• TUGAS ANDA:
Tuliskan kembali tanpa perubahan baris-baris data di bawah, mulai dari baris paling awal hingga baris yang memuat "- data-point: [57, 164, 65, 172]", termasuk baris pertama dan baris terakhir itu.

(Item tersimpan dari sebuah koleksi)
________________________________________

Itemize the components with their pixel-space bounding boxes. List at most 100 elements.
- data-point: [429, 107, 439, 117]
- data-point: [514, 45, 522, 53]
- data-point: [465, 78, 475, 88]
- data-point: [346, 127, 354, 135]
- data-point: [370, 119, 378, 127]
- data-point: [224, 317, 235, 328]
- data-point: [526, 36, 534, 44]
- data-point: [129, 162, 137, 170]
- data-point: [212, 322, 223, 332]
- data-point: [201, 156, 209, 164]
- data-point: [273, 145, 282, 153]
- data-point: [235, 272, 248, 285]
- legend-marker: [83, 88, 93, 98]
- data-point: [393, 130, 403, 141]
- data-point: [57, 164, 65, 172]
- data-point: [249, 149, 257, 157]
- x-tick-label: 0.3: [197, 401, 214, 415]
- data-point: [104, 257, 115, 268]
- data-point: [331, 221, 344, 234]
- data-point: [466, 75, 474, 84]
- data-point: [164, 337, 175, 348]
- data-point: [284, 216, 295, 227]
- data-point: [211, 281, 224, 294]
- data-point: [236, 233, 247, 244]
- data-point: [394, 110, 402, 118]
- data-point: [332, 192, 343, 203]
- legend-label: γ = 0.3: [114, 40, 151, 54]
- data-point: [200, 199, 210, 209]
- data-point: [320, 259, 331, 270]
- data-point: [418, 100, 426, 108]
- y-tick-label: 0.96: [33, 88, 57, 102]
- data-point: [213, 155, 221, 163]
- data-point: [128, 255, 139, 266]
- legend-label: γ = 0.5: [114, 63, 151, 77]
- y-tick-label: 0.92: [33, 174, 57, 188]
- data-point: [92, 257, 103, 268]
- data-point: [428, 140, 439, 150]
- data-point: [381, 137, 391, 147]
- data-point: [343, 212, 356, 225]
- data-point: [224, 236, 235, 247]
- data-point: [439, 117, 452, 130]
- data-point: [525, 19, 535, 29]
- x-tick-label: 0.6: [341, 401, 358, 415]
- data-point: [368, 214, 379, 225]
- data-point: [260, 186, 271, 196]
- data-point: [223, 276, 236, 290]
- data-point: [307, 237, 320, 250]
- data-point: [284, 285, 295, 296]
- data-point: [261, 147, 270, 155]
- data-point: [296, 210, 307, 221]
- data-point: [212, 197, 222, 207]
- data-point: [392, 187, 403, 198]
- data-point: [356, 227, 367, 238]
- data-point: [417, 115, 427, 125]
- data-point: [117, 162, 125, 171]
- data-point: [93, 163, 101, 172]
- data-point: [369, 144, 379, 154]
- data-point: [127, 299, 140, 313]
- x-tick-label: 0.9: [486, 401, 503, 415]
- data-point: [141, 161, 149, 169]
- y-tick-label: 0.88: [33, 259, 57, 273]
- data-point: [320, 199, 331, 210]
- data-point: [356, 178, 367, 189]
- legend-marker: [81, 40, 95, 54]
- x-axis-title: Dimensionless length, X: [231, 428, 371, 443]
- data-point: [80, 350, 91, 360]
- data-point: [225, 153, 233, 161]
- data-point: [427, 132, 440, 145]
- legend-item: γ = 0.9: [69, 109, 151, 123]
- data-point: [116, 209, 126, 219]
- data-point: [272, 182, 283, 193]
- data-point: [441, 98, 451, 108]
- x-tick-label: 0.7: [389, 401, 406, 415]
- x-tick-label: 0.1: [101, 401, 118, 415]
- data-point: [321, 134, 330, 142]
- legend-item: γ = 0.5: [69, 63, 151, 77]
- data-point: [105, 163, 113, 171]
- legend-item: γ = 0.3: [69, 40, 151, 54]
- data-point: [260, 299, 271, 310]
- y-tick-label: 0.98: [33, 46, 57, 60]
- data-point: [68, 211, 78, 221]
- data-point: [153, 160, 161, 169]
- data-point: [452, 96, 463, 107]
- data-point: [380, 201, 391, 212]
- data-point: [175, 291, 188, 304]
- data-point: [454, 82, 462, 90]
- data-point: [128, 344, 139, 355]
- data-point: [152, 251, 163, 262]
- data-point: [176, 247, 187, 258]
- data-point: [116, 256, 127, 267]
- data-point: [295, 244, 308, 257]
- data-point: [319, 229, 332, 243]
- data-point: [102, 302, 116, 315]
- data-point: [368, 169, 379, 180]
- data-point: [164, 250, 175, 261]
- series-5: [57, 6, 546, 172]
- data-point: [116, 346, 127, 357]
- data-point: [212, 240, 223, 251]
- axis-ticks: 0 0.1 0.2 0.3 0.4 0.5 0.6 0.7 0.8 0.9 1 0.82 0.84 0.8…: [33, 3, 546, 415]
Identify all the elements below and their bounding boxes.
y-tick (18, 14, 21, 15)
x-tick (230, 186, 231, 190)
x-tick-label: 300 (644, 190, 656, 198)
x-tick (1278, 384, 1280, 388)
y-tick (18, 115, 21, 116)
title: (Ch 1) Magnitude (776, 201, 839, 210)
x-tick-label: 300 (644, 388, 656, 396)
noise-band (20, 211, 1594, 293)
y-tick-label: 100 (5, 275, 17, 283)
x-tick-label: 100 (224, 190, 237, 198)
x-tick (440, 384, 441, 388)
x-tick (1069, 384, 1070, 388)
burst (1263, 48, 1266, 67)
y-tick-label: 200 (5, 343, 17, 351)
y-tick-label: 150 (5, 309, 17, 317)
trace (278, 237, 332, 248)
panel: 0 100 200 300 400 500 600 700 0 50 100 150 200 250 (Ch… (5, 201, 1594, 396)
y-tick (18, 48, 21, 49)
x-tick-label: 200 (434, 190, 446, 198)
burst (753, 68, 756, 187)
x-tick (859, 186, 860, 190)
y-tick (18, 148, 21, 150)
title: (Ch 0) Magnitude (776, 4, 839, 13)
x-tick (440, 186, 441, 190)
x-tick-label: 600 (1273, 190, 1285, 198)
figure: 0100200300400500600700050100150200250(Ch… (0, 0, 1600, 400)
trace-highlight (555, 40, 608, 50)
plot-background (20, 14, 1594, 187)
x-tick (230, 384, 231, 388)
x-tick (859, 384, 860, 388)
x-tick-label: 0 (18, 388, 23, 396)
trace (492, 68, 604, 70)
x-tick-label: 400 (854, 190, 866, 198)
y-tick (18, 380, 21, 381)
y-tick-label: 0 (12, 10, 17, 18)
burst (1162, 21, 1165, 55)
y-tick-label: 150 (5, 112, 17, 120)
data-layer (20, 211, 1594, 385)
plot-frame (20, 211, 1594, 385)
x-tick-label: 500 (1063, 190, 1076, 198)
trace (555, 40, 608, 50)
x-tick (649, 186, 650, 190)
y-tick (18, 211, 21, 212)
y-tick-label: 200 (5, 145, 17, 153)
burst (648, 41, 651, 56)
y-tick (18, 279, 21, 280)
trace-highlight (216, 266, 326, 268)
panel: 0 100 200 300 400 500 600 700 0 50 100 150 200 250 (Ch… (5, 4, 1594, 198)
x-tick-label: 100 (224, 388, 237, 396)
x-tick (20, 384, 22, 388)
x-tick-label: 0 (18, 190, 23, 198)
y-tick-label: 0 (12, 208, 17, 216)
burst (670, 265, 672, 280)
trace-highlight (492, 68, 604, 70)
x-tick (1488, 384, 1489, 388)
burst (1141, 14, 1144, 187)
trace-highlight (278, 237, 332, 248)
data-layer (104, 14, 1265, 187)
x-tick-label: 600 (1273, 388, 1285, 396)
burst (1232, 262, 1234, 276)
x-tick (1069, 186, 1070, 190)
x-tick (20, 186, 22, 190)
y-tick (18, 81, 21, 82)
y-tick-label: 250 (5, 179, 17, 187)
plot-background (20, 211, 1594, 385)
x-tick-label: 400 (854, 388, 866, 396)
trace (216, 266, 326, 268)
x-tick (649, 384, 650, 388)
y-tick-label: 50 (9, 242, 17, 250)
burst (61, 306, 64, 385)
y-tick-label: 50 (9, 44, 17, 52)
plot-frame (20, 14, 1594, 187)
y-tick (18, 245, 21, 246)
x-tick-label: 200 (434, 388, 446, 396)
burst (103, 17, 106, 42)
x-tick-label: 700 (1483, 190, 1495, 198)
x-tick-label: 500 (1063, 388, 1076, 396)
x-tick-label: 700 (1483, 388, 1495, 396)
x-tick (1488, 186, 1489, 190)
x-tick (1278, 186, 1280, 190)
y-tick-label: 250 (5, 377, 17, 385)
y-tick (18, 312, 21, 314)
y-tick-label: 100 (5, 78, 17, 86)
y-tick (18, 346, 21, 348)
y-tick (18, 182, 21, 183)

________________________________________

• JAWABAN LATIHAN:
Itemize the components with their pixel-space bounding boxes. List at most 100 elements.
- data-point: [429, 107, 439, 117]
- data-point: [514, 45, 522, 53]
- data-point: [465, 78, 475, 88]
- data-point: [346, 127, 354, 135]
- data-point: [370, 119, 378, 127]
- data-point: [224, 317, 235, 328]
- data-point: [526, 36, 534, 44]
- data-point: [129, 162, 137, 170]
- data-point: [212, 322, 223, 332]
- data-point: [201, 156, 209, 164]
- data-point: [273, 145, 282, 153]
- data-point: [235, 272, 248, 285]
- legend-marker: [83, 88, 93, 98]
- data-point: [393, 130, 403, 141]
- data-point: [57, 164, 65, 172]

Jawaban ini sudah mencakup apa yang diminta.